— Task to carry out —
Return the number of lines holding "sweet", with nothing added.

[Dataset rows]
____________________

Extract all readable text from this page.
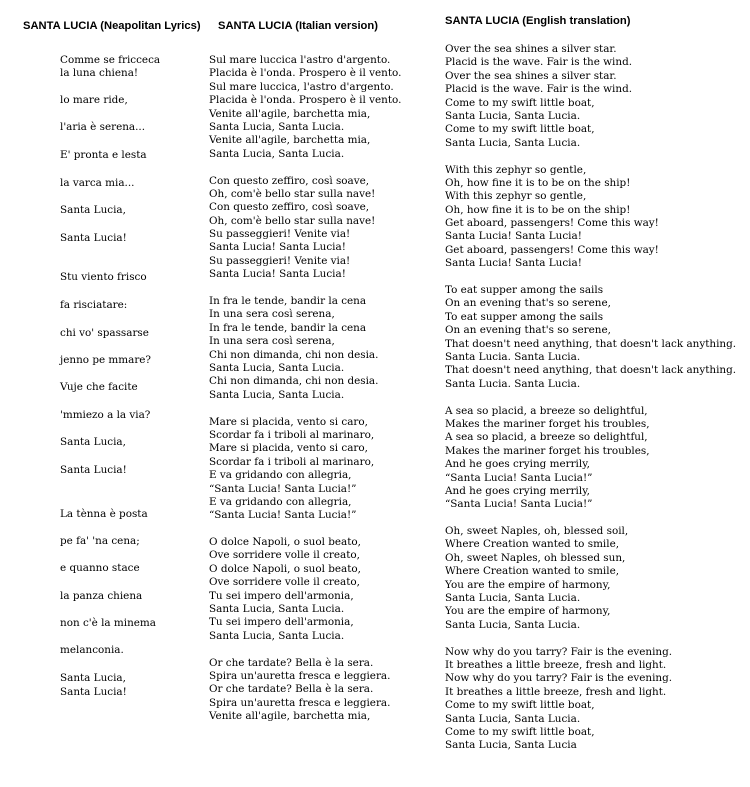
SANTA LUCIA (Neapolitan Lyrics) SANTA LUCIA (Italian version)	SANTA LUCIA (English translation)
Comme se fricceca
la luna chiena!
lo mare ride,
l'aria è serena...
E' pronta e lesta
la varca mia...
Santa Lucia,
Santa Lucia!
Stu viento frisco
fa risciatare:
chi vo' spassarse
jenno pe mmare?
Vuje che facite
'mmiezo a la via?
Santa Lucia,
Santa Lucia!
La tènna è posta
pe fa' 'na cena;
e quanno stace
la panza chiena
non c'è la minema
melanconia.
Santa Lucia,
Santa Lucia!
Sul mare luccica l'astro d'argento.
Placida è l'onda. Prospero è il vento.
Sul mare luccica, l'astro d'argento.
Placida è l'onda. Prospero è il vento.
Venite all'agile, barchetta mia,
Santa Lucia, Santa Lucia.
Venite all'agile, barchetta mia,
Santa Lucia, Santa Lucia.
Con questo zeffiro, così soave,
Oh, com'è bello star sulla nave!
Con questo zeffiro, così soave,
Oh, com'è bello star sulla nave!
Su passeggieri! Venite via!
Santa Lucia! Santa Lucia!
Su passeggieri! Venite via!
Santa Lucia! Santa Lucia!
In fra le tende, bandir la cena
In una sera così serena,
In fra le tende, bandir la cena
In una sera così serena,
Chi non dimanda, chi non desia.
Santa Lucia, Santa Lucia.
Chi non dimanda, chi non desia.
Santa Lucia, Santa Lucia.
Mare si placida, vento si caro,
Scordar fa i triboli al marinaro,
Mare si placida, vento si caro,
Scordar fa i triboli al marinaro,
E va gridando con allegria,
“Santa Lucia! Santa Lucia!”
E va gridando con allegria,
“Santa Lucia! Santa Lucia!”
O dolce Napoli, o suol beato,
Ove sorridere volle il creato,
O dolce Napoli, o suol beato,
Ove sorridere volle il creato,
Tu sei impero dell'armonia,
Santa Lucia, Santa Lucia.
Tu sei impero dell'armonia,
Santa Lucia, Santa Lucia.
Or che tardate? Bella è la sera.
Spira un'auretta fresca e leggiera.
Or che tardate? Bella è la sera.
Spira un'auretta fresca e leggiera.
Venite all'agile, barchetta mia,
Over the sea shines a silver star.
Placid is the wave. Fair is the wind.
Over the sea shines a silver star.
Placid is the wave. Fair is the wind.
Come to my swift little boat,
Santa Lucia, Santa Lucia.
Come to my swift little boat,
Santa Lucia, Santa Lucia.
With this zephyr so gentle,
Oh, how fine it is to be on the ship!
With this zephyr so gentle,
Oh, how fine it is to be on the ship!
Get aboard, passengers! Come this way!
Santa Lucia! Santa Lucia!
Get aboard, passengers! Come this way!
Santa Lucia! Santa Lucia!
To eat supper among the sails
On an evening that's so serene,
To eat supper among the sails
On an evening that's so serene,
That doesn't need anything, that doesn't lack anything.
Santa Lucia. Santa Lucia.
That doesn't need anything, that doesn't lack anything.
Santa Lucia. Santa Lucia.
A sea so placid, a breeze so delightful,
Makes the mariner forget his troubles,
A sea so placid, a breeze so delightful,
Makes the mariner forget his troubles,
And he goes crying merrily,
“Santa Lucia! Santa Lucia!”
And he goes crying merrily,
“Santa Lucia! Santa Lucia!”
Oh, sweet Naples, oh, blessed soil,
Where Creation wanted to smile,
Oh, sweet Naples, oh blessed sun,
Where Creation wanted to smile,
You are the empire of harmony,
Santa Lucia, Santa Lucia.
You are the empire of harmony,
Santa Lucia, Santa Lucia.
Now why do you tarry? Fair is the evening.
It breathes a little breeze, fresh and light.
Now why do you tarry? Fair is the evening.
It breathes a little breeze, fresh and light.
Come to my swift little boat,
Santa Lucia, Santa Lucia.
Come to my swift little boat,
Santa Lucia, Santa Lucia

____________________

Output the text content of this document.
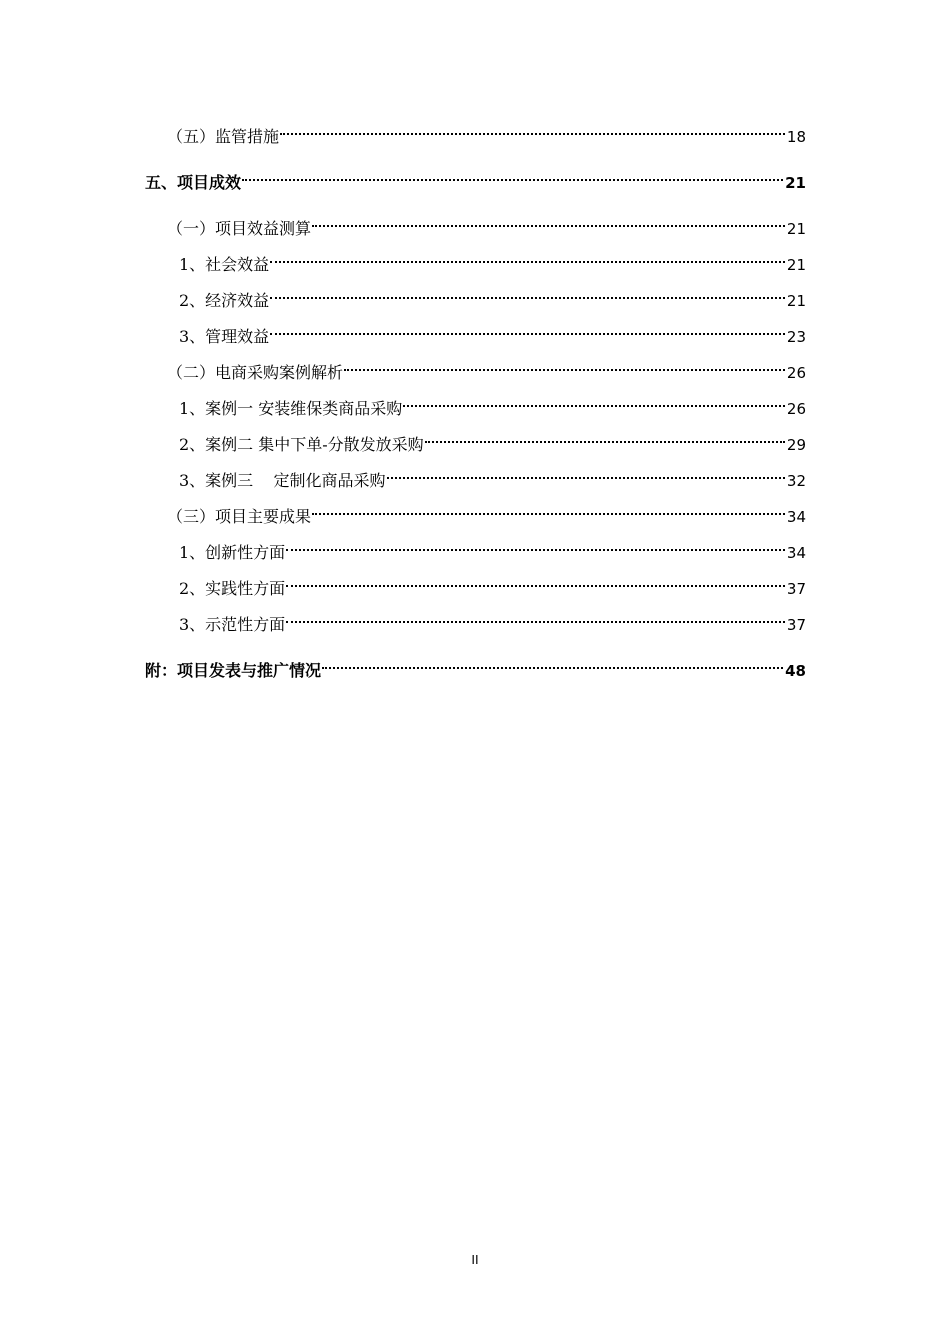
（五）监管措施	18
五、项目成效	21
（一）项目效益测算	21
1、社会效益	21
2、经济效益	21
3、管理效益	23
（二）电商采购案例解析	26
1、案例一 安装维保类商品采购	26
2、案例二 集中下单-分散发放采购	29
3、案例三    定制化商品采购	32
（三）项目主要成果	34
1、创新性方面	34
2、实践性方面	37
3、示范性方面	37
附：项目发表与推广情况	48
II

____________________

— Task answer —
2